## TASK TO CARRY OUT
Scan the entries below and extract each line with the word "Output" in it.

## RECORDS SHOWN
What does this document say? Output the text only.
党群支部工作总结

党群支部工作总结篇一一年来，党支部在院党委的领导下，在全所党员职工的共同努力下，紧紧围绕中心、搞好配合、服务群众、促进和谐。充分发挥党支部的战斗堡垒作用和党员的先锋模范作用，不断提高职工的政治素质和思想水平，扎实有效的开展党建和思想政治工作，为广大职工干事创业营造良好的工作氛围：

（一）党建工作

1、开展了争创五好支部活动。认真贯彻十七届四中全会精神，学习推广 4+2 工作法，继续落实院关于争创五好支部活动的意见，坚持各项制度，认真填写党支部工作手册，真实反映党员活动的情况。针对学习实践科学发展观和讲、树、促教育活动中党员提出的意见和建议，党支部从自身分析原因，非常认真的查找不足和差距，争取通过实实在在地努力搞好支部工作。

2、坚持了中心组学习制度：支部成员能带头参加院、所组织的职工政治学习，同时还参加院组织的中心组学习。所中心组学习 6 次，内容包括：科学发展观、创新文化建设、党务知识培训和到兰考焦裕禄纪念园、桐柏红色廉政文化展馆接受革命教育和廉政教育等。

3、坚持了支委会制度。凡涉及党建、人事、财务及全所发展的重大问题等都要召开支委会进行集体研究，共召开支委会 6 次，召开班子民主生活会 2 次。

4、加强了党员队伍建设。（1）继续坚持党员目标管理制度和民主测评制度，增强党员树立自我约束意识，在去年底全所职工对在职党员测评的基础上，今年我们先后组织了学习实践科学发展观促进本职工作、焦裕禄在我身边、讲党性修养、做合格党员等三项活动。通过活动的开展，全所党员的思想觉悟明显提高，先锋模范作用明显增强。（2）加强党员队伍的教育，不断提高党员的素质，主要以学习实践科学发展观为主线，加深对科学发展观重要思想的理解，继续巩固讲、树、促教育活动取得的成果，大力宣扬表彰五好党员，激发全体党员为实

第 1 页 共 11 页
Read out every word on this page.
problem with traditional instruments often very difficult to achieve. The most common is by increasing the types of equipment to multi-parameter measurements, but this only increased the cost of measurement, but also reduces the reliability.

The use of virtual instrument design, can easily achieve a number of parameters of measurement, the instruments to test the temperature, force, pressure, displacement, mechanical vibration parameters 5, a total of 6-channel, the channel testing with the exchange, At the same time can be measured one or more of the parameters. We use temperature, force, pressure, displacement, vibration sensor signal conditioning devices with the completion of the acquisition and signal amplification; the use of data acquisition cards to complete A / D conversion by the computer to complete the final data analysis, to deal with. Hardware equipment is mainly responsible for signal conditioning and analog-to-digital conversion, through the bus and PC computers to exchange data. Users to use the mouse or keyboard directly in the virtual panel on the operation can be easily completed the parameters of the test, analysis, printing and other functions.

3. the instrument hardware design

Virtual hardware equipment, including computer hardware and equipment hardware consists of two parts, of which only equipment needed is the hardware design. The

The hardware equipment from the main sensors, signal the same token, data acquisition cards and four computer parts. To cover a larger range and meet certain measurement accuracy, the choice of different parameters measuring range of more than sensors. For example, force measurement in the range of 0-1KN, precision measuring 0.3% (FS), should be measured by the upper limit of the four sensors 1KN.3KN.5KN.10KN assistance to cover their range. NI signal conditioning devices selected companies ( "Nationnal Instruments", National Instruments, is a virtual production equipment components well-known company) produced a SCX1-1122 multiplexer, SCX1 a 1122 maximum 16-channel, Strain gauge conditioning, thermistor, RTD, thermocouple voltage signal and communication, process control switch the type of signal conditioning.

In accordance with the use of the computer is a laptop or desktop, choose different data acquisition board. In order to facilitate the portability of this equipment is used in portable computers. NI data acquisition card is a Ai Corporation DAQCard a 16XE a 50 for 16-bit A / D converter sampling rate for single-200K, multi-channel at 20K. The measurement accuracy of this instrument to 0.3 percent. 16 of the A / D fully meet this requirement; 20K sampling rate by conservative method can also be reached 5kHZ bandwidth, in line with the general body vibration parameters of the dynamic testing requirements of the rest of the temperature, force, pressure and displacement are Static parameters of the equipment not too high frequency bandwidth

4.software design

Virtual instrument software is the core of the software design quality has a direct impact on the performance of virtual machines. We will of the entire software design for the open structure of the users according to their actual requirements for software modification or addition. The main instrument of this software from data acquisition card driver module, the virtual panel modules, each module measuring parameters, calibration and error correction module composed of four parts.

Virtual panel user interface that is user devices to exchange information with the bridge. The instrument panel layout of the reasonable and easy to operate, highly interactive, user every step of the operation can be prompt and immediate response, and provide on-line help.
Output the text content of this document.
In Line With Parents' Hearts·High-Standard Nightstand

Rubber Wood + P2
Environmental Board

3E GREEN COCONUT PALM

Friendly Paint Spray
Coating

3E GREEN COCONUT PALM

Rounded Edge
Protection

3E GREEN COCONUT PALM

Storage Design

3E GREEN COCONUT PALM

## RESULT BELOW
What does this document say? Output the text only.
Output the text content of this document.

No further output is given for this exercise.